◆ **INSTRUCTIONS TO FOLLOW**: Keep only those lines of the records that include the string "surface".

[START SUPPLIED ENTRIES]

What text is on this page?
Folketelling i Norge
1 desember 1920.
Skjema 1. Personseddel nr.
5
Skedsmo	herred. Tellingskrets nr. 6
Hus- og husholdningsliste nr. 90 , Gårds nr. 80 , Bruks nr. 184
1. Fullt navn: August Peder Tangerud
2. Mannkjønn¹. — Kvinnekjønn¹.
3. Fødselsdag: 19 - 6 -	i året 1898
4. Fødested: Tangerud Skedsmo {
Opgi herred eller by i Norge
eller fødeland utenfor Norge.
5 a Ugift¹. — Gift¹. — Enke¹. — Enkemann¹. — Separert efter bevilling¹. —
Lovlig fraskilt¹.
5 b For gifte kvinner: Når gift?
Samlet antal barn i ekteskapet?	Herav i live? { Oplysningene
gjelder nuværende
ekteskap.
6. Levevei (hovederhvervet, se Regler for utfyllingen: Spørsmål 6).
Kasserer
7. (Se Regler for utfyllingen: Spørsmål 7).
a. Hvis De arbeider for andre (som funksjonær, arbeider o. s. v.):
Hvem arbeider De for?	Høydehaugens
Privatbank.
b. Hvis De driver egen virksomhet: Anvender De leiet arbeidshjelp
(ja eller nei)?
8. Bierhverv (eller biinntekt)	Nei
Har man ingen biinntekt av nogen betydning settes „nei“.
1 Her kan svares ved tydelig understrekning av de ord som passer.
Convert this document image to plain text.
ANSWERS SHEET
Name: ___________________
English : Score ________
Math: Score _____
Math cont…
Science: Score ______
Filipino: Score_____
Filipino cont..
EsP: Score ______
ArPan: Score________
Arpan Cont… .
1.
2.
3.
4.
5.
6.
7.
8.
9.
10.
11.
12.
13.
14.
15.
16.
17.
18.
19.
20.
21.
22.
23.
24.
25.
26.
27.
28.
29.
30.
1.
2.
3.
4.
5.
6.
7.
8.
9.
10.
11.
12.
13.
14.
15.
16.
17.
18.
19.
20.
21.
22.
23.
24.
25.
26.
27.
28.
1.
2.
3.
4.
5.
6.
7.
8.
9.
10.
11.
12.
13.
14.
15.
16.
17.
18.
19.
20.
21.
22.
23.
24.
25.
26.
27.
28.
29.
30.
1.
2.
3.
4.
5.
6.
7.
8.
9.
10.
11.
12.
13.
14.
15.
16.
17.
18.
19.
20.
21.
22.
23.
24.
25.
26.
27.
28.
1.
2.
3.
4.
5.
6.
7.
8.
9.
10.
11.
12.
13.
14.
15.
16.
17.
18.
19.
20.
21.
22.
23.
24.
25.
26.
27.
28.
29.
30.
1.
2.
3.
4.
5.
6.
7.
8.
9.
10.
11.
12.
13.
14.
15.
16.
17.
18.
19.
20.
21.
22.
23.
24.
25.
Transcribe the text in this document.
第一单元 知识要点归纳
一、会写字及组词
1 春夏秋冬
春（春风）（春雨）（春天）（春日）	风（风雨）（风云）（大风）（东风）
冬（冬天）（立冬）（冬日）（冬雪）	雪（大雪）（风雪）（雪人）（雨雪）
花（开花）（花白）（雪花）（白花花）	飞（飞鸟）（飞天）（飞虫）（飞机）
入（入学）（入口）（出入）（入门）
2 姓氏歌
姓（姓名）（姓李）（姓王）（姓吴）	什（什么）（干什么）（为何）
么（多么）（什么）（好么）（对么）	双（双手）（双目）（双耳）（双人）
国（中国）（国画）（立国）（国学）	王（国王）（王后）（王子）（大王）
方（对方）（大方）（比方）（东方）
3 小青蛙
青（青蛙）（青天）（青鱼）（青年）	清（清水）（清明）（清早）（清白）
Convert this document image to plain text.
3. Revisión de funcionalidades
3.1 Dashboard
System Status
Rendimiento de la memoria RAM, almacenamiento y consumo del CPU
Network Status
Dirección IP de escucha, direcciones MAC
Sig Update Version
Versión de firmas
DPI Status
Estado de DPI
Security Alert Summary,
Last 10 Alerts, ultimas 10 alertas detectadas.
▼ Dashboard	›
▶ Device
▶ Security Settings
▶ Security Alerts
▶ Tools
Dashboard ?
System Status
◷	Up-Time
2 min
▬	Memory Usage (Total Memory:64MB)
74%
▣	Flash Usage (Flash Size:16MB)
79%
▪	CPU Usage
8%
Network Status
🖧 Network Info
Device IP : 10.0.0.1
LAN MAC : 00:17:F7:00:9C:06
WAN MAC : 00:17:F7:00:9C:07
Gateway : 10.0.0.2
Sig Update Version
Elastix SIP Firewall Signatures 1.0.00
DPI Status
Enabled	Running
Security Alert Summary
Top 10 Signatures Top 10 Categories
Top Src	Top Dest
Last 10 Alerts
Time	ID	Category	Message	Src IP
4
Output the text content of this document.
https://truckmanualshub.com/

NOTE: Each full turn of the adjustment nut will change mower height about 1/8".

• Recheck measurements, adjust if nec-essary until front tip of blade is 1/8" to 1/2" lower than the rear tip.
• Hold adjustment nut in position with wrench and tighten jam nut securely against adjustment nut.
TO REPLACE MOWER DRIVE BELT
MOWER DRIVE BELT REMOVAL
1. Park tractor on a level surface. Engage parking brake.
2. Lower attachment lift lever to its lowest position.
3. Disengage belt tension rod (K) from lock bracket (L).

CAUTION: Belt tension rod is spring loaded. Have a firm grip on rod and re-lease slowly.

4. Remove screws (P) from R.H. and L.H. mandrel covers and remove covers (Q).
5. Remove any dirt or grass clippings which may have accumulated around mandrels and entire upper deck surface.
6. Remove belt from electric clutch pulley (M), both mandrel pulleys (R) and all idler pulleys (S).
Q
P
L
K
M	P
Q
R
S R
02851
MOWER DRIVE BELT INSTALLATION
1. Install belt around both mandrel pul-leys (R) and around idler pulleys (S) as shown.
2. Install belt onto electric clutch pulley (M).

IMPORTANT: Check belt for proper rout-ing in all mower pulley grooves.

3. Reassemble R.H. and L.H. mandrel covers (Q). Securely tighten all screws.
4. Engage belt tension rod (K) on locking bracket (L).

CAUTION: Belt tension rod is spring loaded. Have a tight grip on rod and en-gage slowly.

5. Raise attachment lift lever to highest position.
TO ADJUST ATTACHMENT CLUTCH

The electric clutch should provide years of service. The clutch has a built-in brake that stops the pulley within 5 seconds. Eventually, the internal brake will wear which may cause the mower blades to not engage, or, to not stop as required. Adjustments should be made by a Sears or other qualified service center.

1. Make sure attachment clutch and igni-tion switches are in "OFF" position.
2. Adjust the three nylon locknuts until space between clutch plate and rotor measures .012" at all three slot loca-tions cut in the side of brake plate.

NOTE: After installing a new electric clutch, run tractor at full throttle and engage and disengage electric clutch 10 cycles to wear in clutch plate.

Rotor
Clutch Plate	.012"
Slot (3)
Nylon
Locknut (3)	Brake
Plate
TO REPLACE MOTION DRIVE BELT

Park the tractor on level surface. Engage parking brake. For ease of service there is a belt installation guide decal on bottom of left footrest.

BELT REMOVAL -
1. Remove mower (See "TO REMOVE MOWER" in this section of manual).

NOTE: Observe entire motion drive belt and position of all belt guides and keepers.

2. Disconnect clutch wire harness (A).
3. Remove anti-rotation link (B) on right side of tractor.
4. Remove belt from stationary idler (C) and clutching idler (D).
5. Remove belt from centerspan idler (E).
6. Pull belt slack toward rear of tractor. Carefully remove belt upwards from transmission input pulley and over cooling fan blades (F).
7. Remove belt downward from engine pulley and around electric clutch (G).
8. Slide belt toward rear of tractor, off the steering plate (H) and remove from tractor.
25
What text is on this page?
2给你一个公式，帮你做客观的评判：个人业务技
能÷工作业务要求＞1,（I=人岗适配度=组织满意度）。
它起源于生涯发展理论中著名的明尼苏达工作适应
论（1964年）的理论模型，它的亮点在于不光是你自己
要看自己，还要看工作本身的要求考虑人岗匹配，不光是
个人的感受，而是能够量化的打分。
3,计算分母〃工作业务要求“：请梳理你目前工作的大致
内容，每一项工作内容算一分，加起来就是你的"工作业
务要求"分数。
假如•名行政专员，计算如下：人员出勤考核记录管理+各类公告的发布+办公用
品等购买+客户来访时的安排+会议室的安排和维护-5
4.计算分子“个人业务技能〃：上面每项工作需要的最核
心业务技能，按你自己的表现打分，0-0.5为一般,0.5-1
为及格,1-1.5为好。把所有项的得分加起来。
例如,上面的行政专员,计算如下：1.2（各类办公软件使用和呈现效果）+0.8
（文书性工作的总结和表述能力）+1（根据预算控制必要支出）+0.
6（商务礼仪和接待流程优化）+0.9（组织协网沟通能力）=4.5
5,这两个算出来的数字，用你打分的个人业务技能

[END SUPPLIED ENTRIES]

◆ **CORRECT ANSWER**:
1. Park tractor on a level surface. Engage parking brake.
5. Remove any dirt or grass clippings which may have accumulated around mandrels and entire upper deck surface.
Park the tractor on level surface. Engage parking brake. For ease of service there is a belt installation guide decal on bottom of left footrest.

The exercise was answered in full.